### EXERCISE INSTRUCTIONS
Check each line of the material below for "units", then copy the ones that contain it.
-------------------------
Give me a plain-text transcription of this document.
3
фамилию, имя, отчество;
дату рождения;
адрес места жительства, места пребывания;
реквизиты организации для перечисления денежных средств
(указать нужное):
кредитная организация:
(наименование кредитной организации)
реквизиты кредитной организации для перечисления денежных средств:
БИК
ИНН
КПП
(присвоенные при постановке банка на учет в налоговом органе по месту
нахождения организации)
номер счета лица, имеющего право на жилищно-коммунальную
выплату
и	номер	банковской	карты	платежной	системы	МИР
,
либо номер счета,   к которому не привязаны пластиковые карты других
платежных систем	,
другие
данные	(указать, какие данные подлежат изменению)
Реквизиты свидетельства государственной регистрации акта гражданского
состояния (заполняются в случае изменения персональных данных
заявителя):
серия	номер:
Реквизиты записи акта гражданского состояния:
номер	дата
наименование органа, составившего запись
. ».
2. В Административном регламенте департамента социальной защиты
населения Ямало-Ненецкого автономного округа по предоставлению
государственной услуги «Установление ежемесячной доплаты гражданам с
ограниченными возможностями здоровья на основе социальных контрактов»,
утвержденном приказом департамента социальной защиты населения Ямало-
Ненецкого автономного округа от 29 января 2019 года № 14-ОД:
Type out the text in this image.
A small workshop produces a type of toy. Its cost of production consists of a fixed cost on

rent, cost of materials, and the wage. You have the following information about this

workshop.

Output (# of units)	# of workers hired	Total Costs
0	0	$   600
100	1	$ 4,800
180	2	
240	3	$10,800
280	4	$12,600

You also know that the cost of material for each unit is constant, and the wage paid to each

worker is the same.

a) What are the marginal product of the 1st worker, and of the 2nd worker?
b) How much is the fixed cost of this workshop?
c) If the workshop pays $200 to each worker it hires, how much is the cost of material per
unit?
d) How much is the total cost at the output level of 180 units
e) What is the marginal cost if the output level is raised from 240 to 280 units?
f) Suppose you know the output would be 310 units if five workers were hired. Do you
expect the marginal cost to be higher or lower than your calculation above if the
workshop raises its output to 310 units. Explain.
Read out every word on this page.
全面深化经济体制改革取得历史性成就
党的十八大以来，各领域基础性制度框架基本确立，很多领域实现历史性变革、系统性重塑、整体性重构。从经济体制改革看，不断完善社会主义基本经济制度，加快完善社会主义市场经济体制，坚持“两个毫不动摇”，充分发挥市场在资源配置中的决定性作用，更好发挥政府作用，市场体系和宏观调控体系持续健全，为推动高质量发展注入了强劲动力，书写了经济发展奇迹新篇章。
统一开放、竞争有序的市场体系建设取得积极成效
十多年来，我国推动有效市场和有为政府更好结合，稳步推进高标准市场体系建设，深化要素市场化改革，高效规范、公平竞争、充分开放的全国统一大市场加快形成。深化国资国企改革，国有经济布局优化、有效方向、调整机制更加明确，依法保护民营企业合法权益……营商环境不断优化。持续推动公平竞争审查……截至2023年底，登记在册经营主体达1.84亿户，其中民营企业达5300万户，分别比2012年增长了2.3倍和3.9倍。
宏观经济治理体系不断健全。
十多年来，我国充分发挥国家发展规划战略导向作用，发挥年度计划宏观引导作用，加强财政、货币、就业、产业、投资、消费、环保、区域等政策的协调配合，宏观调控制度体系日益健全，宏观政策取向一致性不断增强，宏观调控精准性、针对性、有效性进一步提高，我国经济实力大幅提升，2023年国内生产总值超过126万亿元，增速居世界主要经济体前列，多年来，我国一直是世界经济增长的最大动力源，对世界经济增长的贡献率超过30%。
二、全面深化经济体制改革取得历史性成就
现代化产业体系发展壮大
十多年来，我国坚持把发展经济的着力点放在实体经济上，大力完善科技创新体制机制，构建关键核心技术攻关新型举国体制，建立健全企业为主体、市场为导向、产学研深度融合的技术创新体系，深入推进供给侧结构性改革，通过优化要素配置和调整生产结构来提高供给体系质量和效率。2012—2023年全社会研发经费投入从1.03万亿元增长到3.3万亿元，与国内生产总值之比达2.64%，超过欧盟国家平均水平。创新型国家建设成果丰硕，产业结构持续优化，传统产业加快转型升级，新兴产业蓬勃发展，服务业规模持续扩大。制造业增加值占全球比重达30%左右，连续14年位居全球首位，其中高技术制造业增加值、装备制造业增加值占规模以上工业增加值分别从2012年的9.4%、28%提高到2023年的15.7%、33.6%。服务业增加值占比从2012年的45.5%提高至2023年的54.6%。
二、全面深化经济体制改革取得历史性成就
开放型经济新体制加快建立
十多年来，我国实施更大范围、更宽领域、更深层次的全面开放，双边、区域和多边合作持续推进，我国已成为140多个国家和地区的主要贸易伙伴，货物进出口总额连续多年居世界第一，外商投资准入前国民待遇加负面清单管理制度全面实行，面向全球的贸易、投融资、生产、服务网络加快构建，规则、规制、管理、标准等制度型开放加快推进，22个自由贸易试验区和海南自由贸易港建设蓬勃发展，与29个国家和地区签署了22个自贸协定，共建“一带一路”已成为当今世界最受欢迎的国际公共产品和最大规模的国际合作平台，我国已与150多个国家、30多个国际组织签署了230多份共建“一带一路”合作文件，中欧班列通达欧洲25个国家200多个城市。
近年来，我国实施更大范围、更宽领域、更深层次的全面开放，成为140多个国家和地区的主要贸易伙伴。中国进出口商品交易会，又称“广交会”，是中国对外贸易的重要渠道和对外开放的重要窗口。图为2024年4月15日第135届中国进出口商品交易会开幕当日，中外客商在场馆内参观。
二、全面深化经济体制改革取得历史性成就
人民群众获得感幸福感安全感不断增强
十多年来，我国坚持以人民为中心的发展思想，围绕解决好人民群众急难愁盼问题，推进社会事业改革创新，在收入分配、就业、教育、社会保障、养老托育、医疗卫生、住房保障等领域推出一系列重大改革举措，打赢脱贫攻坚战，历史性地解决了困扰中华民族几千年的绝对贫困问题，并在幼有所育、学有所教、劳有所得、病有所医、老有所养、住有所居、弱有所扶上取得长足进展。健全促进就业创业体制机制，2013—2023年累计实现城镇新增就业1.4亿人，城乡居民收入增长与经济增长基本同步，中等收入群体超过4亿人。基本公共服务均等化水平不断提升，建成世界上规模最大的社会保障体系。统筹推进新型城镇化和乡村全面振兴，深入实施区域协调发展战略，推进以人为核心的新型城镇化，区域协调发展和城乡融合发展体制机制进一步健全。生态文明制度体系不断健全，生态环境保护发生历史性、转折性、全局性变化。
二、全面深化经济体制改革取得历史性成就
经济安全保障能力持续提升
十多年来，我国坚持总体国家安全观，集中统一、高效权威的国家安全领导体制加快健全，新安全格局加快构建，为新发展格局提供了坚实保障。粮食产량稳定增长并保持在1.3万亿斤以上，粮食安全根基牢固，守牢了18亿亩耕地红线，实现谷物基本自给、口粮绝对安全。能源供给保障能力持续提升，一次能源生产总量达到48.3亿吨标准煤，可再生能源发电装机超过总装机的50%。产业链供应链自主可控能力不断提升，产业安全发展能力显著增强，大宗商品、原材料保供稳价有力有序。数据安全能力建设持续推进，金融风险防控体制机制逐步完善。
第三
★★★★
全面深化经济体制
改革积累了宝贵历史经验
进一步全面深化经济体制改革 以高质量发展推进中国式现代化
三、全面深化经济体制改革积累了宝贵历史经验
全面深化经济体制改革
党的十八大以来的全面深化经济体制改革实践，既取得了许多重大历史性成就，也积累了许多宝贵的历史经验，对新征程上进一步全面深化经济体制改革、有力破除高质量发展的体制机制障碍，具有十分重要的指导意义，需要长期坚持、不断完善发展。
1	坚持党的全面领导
-------------------------
### TASK OUTPUT
Output (# of units)	# of workers hired	Total Costs
d) How much is the total cost at the output level of 180 units
e) What is the marginal cost if the output level is raised from 240 to 280 units?
f) Suppose you know the output would be 310 units if five workers were hired. Do you
workshop raises its output to 310 units. Explain.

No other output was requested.